Identify and pull out each line of the entries in which "temporare" occurs.
#### Dataset records ####
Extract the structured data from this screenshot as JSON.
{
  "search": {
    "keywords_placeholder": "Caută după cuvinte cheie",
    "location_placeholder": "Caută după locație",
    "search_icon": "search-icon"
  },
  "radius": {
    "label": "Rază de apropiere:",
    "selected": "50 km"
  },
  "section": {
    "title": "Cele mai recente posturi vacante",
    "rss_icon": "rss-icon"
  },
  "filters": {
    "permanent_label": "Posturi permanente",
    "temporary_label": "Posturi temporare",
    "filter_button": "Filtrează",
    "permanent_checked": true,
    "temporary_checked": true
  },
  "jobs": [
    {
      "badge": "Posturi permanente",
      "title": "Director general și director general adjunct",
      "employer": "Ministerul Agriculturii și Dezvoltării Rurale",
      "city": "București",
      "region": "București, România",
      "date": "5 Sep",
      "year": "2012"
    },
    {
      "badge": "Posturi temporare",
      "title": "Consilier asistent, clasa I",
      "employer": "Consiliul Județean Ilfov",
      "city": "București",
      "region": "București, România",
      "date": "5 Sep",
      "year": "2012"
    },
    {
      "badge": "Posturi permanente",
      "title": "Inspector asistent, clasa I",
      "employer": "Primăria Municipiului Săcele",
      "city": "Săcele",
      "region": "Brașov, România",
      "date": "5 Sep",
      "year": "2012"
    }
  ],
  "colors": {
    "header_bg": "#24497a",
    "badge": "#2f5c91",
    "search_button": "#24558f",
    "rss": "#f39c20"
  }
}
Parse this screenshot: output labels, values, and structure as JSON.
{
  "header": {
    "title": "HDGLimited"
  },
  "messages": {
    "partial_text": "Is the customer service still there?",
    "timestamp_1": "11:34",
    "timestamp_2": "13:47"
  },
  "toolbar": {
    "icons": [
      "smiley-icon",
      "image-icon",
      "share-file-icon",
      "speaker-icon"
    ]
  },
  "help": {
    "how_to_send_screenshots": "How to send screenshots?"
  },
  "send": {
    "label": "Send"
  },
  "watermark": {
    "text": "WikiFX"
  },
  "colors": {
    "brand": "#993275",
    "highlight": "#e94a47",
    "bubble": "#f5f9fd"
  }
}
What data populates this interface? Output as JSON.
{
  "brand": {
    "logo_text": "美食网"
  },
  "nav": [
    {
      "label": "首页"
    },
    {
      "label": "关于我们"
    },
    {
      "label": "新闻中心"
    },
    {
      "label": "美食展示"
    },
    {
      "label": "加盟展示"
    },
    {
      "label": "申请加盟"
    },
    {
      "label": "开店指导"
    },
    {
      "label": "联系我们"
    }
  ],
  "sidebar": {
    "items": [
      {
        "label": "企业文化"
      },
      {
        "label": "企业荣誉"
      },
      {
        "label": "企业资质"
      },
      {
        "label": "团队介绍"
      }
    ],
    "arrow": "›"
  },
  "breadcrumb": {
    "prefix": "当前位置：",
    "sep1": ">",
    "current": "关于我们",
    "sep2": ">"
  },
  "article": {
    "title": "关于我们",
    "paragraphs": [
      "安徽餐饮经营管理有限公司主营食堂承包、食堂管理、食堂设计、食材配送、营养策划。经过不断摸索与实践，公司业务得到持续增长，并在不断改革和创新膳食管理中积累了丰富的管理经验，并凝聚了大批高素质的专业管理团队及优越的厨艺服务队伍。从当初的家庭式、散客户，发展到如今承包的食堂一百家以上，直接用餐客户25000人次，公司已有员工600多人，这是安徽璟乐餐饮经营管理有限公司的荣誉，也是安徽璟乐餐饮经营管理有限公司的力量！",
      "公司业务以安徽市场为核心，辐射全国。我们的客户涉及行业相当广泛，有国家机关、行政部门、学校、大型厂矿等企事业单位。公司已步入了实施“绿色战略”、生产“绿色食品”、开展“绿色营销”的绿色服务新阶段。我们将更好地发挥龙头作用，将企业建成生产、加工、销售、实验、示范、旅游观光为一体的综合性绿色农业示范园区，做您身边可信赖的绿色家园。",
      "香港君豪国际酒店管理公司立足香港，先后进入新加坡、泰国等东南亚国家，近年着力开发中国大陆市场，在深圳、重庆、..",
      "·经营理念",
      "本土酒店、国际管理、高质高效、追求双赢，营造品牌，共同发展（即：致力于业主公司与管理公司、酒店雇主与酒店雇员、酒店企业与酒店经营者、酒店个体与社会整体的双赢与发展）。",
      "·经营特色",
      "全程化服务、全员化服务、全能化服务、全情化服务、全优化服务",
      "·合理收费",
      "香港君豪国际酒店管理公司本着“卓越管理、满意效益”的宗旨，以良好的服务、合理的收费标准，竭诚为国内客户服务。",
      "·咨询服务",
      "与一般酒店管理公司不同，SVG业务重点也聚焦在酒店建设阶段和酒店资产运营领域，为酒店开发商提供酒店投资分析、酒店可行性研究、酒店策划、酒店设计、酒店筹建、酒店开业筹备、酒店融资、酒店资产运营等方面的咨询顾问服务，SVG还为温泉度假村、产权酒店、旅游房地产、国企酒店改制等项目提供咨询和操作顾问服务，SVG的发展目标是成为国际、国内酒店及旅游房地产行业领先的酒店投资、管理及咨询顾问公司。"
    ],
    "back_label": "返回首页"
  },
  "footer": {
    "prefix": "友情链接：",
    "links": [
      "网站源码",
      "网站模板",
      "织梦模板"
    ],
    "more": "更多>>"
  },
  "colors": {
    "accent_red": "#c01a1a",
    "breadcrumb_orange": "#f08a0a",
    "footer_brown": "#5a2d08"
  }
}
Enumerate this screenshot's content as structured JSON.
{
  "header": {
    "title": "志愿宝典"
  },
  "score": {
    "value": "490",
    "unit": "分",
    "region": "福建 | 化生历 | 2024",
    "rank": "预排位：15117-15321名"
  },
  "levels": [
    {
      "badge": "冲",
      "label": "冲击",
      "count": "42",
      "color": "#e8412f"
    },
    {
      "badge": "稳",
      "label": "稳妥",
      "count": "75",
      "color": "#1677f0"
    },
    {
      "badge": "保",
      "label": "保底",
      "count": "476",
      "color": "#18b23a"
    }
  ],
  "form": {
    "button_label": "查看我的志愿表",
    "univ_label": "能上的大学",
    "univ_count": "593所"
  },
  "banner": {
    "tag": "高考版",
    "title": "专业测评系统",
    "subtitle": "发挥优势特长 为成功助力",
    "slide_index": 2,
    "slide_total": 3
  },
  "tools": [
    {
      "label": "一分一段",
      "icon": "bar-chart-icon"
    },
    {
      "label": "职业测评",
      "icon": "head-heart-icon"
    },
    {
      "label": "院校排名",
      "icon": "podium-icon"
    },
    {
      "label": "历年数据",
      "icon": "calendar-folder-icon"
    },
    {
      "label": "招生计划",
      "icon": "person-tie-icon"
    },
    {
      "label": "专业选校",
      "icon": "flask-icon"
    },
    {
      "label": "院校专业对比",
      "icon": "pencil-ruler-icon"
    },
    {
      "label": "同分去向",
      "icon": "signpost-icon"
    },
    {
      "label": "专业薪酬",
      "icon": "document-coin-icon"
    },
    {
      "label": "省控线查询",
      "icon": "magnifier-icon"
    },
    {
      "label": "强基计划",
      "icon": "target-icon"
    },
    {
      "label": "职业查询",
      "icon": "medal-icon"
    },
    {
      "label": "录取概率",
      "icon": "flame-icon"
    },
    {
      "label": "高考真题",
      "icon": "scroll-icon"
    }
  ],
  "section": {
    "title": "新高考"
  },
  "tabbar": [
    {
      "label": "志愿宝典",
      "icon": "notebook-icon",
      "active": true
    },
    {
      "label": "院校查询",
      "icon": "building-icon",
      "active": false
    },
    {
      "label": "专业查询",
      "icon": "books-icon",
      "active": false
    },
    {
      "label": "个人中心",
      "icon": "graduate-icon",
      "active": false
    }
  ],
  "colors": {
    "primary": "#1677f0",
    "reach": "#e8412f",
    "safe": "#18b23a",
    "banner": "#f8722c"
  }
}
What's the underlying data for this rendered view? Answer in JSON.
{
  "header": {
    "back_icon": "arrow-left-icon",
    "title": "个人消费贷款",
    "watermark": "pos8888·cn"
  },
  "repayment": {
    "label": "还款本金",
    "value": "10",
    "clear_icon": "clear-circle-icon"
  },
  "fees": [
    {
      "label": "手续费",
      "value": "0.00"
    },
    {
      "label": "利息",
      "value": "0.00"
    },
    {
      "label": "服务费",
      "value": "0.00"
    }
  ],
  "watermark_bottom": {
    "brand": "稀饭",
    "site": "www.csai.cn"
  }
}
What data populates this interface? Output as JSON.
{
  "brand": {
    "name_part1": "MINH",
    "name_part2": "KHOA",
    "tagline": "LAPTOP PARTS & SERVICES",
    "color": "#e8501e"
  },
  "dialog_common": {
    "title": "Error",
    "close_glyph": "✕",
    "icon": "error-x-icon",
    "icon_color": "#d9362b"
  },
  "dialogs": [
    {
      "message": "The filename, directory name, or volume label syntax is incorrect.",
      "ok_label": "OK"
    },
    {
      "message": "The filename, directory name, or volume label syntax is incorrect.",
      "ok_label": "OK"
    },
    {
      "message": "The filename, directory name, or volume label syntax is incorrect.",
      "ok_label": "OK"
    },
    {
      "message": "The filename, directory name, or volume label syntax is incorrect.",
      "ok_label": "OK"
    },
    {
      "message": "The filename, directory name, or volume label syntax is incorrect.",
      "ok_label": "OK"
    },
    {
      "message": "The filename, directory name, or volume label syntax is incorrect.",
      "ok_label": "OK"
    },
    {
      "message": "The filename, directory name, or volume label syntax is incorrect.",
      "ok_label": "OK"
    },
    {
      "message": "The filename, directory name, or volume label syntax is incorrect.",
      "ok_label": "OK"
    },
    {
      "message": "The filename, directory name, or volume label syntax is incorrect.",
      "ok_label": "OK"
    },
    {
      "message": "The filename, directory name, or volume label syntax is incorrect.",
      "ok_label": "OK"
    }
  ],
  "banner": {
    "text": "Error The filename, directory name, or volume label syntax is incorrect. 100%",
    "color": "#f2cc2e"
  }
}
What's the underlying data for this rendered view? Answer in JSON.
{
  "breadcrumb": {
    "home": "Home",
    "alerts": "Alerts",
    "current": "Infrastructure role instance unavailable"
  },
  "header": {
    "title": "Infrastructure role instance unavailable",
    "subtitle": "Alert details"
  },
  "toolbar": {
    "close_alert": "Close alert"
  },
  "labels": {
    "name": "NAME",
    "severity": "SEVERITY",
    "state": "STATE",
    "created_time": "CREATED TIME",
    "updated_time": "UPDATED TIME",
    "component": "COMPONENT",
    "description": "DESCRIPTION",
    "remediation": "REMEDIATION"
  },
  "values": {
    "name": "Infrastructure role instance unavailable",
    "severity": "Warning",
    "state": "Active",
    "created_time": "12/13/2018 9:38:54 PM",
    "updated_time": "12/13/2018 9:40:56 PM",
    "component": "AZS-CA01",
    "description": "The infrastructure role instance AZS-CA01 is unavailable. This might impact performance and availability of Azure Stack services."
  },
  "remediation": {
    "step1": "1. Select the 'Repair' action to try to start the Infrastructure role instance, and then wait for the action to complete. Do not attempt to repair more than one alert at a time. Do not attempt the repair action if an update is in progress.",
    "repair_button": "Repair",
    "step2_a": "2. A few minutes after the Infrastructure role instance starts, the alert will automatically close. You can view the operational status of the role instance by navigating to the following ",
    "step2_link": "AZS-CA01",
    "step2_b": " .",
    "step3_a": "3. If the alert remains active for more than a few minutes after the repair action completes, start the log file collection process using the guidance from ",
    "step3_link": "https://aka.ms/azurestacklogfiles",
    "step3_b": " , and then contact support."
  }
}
####
Correct answer -
    "temporary_label": "Posturi temporare",
      "badge": "Posturi temporare",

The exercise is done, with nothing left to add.